* BEGIN Listed records *

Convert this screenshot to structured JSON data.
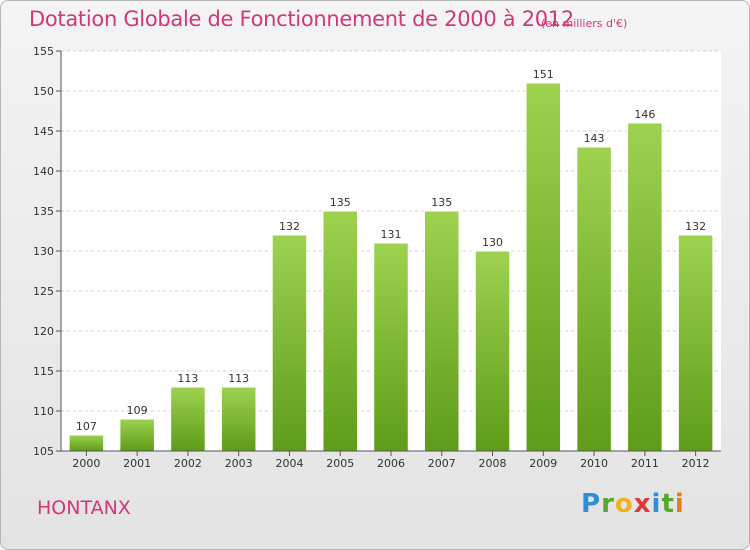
{
  "header": {
    "title": "Dotation Globale de Fonctionnement de 2000 à 2012",
    "subtitle": "(en milliers d'€)"
  },
  "commune": "HONTANX",
  "logo": {
    "text": "Proxiti",
    "colors": [
      "#2f8fd6",
      "#56a72e",
      "#f0b21c",
      "#e3363a",
      "#2f8fd6",
      "#56a72e",
      "#e37c1c"
    ]
  },
  "chart_data": {
    "type": "bar",
    "categories": [
      "2000",
      "2001",
      "2002",
      "2003",
      "2004",
      "2005",
      "2006",
      "2007",
      "2008",
      "2009",
      "2010",
      "2011",
      "2012"
    ],
    "values": [
      107,
      109,
      113,
      113,
      132,
      135,
      131,
      135,
      130,
      151,
      143,
      146,
      132
    ],
    "title": "Dotation Globale de Fonctionnement de 2000 à 2012",
    "subtitle": "(en milliers d'€)",
    "xlabel": "",
    "ylabel": "",
    "ylim": [
      105,
      155
    ],
    "yticks": [
      105,
      110,
      115,
      120,
      125,
      130,
      135,
      140,
      145,
      150,
      155
    ],
    "grid": true,
    "bar_color": "#8cc63f",
    "bar_color_dark": "#5b9a18"
  }
}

* END Listed records *

What is asked =>
Extract the entries in full, exactly as they are, minus the pictures.

Exercise response =>
Convert this screenshot to structured JSON data.
{
  "header": {
    "title": "Dotation Globale de Fonctionnement de 2000 à 2012",
    "subtitle": "(en milliers d'€)"
  },
  "commune": "HONTANX",
  "logo": {
    "text": "Proxiti",
    "colors": [
      "#2f8fd6",
      "#56a72e",
      "#f0b21c",
      "#e3363a",
      "#2f8fd6",
      "#56a72e",
      "#e37c1c"
    ]
  },
  "chart_data": {
    "type": "bar",
    "categories": [
      "2000",
      "2001",
      "2002",
      "2003",
      "2004",
      "2005",
      "2006",
      "2007",
      "2008",
      "2009",
      "2010",
      "2011",
      "2012"
    ],
    "values": [
      107,
      109,
      113,
      113,
      132,
      135,
      131,
      135,
      130,
      151,
      143,
      146,
      132
    ],
    "title": "Dotation Globale de Fonctionnement de 2000 à 2012",
    "subtitle": "(en milliers d'€)",
    "xlabel": "",
    "ylabel": "",
    "ylim": [
      105,
      155
    ],
    "yticks": [
      105,
      110,
      115,
      120,
      125,
      130,
      135,
      140,
      145,
      150,
      155
    ],
    "grid": true,
    "bar_color": "#8cc63f",
    "bar_color_dark": "#5b9a18"
  }
}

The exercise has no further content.